RECORDS FOR PROCESSING →
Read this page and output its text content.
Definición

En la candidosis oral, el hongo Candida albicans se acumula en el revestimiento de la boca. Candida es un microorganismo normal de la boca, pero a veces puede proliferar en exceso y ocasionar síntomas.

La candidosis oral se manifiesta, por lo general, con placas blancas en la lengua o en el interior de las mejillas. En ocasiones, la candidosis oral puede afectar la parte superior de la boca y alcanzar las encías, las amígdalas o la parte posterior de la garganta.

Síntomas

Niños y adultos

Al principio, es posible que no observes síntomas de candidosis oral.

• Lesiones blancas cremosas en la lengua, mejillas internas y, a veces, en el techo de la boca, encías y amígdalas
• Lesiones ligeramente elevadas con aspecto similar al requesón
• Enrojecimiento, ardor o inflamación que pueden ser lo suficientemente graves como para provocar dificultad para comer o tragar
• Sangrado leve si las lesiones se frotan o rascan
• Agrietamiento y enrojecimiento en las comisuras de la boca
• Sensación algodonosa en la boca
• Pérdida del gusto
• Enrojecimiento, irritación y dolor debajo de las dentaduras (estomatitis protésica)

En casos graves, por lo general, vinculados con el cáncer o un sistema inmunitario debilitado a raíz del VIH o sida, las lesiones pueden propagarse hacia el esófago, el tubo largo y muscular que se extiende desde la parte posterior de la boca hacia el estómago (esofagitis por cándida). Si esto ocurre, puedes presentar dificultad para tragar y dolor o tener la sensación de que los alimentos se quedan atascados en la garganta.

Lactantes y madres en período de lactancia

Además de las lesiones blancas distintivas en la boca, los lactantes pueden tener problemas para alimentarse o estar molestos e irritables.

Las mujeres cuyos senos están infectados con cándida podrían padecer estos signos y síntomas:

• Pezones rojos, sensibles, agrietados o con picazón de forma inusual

DIRECTIONS FOR THIS TASK →
Would you reproduce the material above in full, exactly as given?

SOLUTION →
Read this page and output its text content.
Definición

En la candidosis oral, el hongo Candida albicans se acumula en el revestimiento de la boca. Candida es un microorganismo normal de la boca, pero a veces puede proliferar en exceso y ocasionar síntomas.

La candidosis oral se manifiesta, por lo general, con placas blancas en la lengua o en el interior de las mejillas. En ocasiones, la candidosis oral puede afectar la parte superior de la boca y alcanzar las encías, las amígdalas o la parte posterior de la garganta.

Síntomas

Niños y adultos

Al principio, es posible que no observes síntomas de candidosis oral.

• Lesiones blancas cremosas en la lengua, mejillas internas y, a veces, en el techo de la boca, encías y amígdalas
• Lesiones ligeramente elevadas con aspecto similar al requesón
• Enrojecimiento, ardor o inflamación que pueden ser lo suficientemente graves como para provocar dificultad para comer o tragar
• Sangrado leve si las lesiones se frotan o rascan
• Agrietamiento y enrojecimiento en las comisuras de la boca
• Sensación algodonosa en la boca
• Pérdida del gusto
• Enrojecimiento, irritación y dolor debajo de las dentaduras (estomatitis protésica)

En casos graves, por lo general, vinculados con el cáncer o un sistema inmunitario debilitado a raíz del VIH o sida, las lesiones pueden propagarse hacia el esófago, el tubo largo y muscular que se extiende desde la parte posterior de la boca hacia el estómago (esofagitis por cándida). Si esto ocurre, puedes presentar dificultad para tragar y dolor o tener la sensación de que los alimentos se quedan atascados en la garganta.

Lactantes y madres en período de lactancia

Además de las lesiones blancas distintivas en la boca, los lactantes pueden tener problemas para alimentarse o estar molestos e irritables.

Las mujeres cuyos senos están infectados con cándida podrían padecer estos signos y síntomas:

• Pezones rojos, sensibles, agrietados o con picazón de forma inusual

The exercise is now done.